→ What is expected:
Output all lines exactly.

[Extracts from a graphics dataset]
****

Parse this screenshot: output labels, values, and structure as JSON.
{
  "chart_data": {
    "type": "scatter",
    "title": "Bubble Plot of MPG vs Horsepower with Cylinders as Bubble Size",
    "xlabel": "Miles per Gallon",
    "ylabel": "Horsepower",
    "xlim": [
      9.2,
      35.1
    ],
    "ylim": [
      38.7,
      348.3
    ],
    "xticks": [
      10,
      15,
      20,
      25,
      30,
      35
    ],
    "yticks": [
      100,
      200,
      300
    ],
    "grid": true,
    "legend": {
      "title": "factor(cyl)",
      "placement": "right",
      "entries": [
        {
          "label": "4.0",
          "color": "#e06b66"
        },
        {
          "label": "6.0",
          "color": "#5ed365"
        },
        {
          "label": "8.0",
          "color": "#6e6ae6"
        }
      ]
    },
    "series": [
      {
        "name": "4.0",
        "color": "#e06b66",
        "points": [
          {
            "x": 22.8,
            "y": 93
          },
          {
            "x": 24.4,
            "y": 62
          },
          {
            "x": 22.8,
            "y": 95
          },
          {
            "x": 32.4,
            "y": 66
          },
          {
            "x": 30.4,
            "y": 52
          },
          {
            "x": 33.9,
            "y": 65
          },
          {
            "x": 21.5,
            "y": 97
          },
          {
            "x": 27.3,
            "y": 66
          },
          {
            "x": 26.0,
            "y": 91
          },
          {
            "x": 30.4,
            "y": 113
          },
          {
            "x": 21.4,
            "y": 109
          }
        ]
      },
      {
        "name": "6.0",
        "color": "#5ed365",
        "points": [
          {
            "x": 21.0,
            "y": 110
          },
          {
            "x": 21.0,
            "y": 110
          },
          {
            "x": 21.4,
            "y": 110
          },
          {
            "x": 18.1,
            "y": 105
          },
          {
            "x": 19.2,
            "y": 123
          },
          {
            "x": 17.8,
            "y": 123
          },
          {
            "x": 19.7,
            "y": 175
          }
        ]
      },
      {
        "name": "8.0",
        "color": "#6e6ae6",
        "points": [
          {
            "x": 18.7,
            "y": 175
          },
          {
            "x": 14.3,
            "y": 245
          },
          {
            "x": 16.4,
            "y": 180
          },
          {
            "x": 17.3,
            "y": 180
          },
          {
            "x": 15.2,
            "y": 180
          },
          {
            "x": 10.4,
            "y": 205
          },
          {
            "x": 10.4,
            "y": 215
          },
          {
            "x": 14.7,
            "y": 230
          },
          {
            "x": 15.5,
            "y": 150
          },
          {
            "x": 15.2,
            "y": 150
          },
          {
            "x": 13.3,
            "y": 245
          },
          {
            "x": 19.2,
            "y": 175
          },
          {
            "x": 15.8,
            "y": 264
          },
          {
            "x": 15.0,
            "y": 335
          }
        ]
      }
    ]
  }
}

****

→ Written reply:
Parse this screenshot: output labels, values, and structure as JSON.
{
  "chart_data": {
    "type": "scatter",
    "title": "Bubble Plot of MPG vs Horsepower with Cylinders as Bubble Size",
    "xlabel": "Miles per Gallon",
    "ylabel": "Horsepower",
    "xlim": [
      9.2,
      35.1
    ],
    "ylim": [
      38.7,
      348.3
    ],
    "xticks": [
      10,
      15,
      20,
      25,
      30,
      35
    ],
    "yticks": [
      100,
      200,
      300
    ],
    "grid": true,
    "legend": {
      "title": "factor(cyl)",
      "placement": "right",
      "entries": [
        {
          "label": "4.0",
          "color": "#e06b66"
        },
        {
          "label": "6.0",
          "color": "#5ed365"
        },
        {
          "label": "8.0",
          "color": "#6e6ae6"
        }
      ]
    },
    "series": [
      {
        "name": "4.0",
        "color": "#e06b66",
        "points": [
          {
            "x": 22.8,
            "y": 93
          },
          {
            "x": 24.4,
            "y": 62
          },
          {
            "x": 22.8,
            "y": 95
          },
          {
            "x": 32.4,
            "y": 66
          },
          {
            "x": 30.4,
            "y": 52
          },
          {
            "x": 33.9,
            "y": 65
          },
          {
            "x": 21.5,
            "y": 97
          },
          {
            "x": 27.3,
            "y": 66
          },
          {
            "x": 26.0,
            "y": 91
          },
          {
            "x": 30.4,
            "y": 113
          },
          {
            "x": 21.4,
            "y": 109
          }
        ]
      },
      {
        "name": "6.0",
        "color": "#5ed365",
        "points": [
          {
            "x": 21.0,
            "y": 110
          },
          {
            "x": 21.0,
            "y": 110
          },
          {
            "x": 21.4,
            "y": 110
          },
          {
            "x": 18.1,
            "y": 105
          },
          {
            "x": 19.2,
            "y": 123
          },
          {
            "x": 17.8,
            "y": 123
          },
          {
            "x": 19.7,
            "y": 175
          }
        ]
      },
      {
        "name": "8.0",
        "color": "#6e6ae6",
        "points": [
          {
            "x": 18.7,
            "y": 175
          },
          {
            "x": 14.3,
            "y": 245
          },
          {
            "x": 16.4,
            "y": 180
          },
          {
            "x": 17.3,
            "y": 180
          },
          {
            "x": 15.2,
            "y": 180
          },
          {
            "x": 10.4,
            "y": 205
          },
          {
            "x": 10.4,
            "y": 215
          },
          {
            "x": 14.7,
            "y": 230
          },
          {
            "x": 15.5,
            "y": 150
          },
          {
            "x": 15.2,
            "y": 150
          },
          {
            "x": 13.3,
            "y": 245
          },
          {
            "x": 19.2,
            "y": 175
          },
          {
            "x": 15.8,
            "y": 264
          },
          {
            "x": 15.0,
            "y": 335
          }
        ]
      }
    ]
  }
}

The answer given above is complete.